__Stated goal__. Count every line that includes the string "type" in the entries that follow. Nothing besides the number is needed.

--- Start of Extracted records ---

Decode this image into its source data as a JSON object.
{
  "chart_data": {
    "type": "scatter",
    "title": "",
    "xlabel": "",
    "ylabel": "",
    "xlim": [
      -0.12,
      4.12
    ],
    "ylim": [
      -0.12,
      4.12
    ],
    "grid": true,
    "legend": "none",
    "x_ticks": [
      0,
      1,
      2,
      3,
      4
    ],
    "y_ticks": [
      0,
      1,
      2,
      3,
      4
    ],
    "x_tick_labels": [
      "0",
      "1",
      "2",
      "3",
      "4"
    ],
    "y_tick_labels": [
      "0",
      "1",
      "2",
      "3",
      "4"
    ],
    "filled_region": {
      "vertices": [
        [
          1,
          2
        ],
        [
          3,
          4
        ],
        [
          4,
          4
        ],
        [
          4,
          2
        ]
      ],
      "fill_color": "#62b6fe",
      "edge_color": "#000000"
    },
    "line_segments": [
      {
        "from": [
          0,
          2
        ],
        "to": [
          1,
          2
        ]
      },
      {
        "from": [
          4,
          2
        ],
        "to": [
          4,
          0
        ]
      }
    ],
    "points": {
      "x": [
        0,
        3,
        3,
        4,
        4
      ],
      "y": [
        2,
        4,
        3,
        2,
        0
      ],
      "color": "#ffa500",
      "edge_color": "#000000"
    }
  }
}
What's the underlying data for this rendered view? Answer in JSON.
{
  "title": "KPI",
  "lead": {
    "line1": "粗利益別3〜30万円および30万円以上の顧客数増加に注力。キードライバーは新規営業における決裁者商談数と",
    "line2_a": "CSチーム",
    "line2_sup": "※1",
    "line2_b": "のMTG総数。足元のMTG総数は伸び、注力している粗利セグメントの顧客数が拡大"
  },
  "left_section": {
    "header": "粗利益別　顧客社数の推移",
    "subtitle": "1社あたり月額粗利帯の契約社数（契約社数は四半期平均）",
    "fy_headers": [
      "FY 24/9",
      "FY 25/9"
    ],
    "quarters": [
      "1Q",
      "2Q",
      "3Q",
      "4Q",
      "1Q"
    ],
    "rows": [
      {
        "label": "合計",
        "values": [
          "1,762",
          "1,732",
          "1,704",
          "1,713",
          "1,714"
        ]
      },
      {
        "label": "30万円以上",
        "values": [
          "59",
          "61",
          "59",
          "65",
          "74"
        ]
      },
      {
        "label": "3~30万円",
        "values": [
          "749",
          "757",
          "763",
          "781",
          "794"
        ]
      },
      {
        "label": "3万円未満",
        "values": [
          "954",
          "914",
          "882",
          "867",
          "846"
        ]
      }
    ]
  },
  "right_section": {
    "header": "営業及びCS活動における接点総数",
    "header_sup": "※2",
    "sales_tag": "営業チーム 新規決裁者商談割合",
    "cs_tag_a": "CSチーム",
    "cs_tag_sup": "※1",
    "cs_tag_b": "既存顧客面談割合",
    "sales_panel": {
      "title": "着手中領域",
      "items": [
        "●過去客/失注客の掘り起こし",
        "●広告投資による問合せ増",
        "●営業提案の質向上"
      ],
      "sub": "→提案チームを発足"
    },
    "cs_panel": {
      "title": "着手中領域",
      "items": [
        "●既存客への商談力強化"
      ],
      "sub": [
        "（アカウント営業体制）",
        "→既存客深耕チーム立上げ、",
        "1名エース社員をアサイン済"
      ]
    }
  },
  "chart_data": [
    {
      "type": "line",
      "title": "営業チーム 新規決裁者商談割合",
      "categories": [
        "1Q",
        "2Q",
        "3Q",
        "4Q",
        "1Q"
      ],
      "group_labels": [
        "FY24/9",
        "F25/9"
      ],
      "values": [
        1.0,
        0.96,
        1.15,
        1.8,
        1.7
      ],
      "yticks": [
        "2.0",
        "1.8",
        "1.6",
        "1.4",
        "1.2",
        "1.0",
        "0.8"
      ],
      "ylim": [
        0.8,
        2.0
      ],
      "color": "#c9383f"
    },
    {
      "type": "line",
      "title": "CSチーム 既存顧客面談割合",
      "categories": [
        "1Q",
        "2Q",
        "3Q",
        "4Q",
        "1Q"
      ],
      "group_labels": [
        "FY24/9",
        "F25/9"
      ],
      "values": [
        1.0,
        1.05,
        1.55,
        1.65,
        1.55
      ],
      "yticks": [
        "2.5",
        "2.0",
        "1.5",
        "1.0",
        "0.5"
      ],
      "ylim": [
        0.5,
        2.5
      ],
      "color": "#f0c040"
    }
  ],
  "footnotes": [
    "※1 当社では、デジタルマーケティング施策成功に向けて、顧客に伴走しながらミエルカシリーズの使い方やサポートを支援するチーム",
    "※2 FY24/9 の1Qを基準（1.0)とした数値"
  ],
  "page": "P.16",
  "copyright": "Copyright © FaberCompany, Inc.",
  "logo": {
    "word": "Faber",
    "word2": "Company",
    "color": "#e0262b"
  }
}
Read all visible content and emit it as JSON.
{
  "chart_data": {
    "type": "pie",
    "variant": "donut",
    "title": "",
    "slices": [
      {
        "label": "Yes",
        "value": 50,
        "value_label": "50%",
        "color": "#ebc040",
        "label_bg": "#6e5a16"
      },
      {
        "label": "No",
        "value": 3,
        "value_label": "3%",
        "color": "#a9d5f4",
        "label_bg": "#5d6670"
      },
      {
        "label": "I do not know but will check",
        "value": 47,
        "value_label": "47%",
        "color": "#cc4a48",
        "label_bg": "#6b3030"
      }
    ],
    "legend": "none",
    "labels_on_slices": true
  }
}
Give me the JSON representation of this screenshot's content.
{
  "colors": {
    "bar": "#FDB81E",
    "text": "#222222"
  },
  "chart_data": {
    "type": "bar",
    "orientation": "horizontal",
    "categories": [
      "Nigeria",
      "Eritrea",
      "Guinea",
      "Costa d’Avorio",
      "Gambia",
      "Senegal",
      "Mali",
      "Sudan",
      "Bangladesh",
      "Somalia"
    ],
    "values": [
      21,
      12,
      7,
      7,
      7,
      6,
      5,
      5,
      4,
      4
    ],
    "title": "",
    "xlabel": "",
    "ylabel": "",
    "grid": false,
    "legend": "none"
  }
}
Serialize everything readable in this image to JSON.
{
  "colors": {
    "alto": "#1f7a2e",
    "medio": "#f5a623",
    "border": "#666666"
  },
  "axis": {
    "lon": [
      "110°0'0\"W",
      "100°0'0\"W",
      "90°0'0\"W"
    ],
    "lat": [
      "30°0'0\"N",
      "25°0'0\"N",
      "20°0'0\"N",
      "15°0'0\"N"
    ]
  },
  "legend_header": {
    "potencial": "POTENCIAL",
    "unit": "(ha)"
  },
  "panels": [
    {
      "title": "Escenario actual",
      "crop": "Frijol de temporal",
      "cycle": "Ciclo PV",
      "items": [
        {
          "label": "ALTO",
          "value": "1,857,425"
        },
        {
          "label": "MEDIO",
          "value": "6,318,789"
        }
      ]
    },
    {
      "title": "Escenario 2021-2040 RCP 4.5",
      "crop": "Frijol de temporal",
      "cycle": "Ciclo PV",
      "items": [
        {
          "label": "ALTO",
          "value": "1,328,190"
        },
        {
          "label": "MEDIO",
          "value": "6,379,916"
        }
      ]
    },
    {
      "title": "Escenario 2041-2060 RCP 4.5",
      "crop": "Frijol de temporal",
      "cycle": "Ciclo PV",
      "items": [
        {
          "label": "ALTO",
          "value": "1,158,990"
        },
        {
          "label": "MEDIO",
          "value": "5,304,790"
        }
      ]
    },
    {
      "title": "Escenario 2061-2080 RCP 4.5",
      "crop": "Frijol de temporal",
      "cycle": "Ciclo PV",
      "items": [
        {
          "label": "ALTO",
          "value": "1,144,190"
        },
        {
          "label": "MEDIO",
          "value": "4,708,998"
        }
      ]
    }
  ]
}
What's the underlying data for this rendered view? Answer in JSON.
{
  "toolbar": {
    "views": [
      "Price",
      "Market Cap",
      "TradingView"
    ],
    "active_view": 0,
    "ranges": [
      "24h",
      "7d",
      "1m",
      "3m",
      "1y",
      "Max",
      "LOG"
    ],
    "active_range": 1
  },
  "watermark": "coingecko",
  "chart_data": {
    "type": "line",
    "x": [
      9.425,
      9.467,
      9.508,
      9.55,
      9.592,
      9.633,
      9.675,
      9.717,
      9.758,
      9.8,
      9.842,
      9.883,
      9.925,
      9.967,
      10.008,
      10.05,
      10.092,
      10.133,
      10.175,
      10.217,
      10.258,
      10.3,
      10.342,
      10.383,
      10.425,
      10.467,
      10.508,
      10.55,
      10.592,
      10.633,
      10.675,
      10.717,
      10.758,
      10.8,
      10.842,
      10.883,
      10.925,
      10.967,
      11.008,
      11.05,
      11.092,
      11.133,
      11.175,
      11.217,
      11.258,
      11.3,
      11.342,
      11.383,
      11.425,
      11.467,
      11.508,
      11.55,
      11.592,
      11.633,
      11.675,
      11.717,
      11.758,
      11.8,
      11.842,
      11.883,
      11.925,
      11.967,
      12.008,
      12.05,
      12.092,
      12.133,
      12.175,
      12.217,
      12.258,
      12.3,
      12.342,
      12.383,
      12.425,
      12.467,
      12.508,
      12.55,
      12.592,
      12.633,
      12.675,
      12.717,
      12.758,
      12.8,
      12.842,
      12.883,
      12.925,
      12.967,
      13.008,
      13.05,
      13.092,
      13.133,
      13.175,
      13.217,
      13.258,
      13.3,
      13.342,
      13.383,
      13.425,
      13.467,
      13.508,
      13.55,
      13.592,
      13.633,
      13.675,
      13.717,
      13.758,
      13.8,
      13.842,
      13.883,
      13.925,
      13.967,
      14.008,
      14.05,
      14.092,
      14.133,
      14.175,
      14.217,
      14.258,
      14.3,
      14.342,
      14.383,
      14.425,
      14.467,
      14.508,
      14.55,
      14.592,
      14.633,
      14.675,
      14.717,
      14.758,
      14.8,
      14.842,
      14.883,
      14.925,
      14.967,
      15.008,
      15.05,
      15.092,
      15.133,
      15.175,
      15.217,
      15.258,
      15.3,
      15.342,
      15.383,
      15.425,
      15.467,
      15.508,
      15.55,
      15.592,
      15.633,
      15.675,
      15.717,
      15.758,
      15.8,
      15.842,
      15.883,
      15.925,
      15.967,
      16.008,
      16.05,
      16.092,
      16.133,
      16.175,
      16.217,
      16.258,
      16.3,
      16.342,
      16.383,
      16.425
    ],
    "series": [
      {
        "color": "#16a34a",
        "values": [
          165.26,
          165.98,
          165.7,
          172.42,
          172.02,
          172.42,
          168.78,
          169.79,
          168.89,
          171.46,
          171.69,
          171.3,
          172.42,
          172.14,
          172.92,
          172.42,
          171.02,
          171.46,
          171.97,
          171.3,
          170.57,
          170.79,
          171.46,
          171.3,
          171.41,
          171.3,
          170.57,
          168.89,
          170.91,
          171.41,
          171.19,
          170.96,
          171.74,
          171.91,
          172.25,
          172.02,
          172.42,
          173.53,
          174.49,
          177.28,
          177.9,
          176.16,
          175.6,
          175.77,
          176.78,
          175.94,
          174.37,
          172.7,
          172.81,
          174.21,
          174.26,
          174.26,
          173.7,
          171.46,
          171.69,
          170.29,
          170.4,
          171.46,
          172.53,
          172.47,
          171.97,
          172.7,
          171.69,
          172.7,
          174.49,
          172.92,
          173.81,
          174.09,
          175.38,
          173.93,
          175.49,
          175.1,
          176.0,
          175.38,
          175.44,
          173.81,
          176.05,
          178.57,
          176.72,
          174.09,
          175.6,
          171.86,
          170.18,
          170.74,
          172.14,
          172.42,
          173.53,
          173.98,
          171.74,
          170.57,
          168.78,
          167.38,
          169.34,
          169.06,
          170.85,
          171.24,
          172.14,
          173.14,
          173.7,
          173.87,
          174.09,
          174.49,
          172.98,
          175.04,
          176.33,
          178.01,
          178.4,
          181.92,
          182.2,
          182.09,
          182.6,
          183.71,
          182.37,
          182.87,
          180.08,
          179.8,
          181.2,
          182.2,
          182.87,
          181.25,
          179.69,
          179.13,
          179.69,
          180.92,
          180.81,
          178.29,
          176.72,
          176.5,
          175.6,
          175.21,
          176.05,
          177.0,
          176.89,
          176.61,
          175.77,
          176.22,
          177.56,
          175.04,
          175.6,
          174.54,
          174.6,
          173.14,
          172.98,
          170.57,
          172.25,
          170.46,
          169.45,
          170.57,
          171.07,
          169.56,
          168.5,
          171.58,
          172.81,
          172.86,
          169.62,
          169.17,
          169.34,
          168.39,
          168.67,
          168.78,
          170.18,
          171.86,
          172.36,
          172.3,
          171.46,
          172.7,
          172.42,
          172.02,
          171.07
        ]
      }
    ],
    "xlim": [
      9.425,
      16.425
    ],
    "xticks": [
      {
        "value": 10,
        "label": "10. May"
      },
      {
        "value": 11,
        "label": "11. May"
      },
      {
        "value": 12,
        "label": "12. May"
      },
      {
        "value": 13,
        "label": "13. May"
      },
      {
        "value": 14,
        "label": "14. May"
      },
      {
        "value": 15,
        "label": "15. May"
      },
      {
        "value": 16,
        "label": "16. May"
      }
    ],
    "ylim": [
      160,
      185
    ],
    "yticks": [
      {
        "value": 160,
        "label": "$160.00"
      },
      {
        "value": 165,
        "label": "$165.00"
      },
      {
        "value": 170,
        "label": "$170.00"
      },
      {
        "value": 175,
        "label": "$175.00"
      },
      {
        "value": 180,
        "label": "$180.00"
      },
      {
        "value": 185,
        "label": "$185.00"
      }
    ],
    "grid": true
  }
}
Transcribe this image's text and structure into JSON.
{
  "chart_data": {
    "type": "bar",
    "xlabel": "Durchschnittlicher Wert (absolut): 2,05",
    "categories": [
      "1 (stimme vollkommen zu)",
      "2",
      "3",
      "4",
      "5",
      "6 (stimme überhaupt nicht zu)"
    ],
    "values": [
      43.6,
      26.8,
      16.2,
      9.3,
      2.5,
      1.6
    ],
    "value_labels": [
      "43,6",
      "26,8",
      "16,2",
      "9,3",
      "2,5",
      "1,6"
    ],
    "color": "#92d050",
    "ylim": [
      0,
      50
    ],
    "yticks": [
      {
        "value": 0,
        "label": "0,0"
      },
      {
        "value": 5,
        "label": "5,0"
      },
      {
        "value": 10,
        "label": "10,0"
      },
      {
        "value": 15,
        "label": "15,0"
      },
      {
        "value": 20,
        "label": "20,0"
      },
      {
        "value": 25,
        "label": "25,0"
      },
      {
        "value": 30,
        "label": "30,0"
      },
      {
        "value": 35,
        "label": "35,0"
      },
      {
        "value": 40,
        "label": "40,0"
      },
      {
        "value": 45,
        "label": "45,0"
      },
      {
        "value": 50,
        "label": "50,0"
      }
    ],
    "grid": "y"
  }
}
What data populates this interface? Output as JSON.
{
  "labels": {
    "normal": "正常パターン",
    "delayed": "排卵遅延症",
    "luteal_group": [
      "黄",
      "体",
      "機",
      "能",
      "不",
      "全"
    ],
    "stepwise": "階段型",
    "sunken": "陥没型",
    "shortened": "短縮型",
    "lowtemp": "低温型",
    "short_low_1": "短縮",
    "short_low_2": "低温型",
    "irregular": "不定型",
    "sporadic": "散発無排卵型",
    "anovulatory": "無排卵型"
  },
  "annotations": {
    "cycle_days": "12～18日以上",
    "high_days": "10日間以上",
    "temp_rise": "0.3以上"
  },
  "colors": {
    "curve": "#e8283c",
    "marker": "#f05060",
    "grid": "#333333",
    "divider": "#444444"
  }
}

--- End of Extracted records ---

__Response to this exercise__. 7